▼▼▼
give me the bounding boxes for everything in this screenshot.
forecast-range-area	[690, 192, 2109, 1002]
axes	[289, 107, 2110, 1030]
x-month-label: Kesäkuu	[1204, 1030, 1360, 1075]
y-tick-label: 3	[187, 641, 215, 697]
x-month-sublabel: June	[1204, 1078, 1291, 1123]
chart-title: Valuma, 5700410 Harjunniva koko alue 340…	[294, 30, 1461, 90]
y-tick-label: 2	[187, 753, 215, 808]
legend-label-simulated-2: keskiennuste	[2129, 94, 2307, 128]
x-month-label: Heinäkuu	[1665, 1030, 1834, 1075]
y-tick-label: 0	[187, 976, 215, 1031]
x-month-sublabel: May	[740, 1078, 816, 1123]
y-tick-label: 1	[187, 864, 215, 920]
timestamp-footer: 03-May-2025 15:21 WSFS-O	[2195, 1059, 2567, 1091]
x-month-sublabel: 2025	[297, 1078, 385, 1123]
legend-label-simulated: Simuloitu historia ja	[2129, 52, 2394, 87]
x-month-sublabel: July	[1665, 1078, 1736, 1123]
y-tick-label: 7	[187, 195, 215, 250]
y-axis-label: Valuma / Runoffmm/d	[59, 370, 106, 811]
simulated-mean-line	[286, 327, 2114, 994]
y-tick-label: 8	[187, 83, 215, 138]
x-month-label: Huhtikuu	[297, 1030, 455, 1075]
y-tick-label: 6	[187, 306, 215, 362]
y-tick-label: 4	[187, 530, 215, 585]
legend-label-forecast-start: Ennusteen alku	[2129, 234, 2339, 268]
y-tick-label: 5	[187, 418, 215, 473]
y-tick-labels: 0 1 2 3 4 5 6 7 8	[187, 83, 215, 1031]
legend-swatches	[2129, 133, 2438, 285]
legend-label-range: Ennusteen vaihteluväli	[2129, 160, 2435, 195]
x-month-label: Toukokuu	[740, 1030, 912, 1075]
▲▲▲
Put every line of the material above into a Markdown table with the columns "Row" and "Line text," numbering the rows in order and skipping any blank lines.

| Row | Line text |
|---|---|
| 1 | give me the bounding boxes for everything in this screenshot. |
| 2 | forecast-range-area	[690, 192, 2109, 1002] |
| 3 | axes	[289, 107, 2110, 1030] |
| 4 | x-month-label: Kesäkuu	[1204, 1030, 1360, 1075] |
| 5 | y-tick-label: 3	[187, 641, 215, 697] |
| 6 | x-month-sublabel: June	[1204, 1078, 1291, 1123] |
| 7 | chart-title: Valuma, 5700410 Harjunniva koko alue 340…	[294, 30, 1461, 90] |
| 8 | y-tick-label: 2	[187, 753, 215, 808] |
| 9 | legend-label-simulated-2: keskiennuste	[2129, 94, 2307, 128] |
| 10 | x-month-label: Heinäkuu	[1665, 1030, 1834, 1075] |
| 11 | y-tick-label: 0	[187, 976, 215, 1031] |
| 12 | x-month-sublabel: May	[740, 1078, 816, 1123] |
| 13 | y-tick-label: 1	[187, 864, 215, 920] |
| 14 | timestamp-footer: 03-May-2025 15:21 WSFS-O	[2195, 1059, 2567, 1091] |
| 15 | x-month-sublabel: 2025	[297, 1078, 385, 1123] |
| 16 | legend-label-simulated: Simuloitu historia ja	[2129, 52, 2394, 87] |
| 17 | x-month-sublabel: July	[1665, 1078, 1736, 1123] |
| 18 | y-tick-label: 7	[187, 195, 215, 250] |
| 19 | y-axis-label: Valuma / Runoffmm/d	[59, 370, 106, 811] |
| 20 | simulated-mean-line	[286, 327, 2114, 994] |
| 21 | y-tick-label: 8	[187, 83, 215, 138] |
| 22 | x-month-label: Huhtikuu	[297, 1030, 455, 1075] |
| 23 | y-tick-label: 6	[187, 306, 215, 362] |
| 24 | y-tick-label: 4	[187, 530, 215, 585] |
| 25 | legend-label-forecast-start: Ennusteen alku	[2129, 234, 2339, 268] |
| 26 | y-tick-label: 5	[187, 418, 215, 473] |
| 27 | y-tick-labels: 0 1 2 3 4 5 6 7 8	[187, 83, 215, 1031] |
| 28 | legend-swatches	[2129, 133, 2438, 285] |
| 29 | legend-label-range: Ennusteen vaihteluväli	[2129, 160, 2435, 195] |
| 30 | x-month-label: Toukokuu	[740, 1030, 912, 1075] |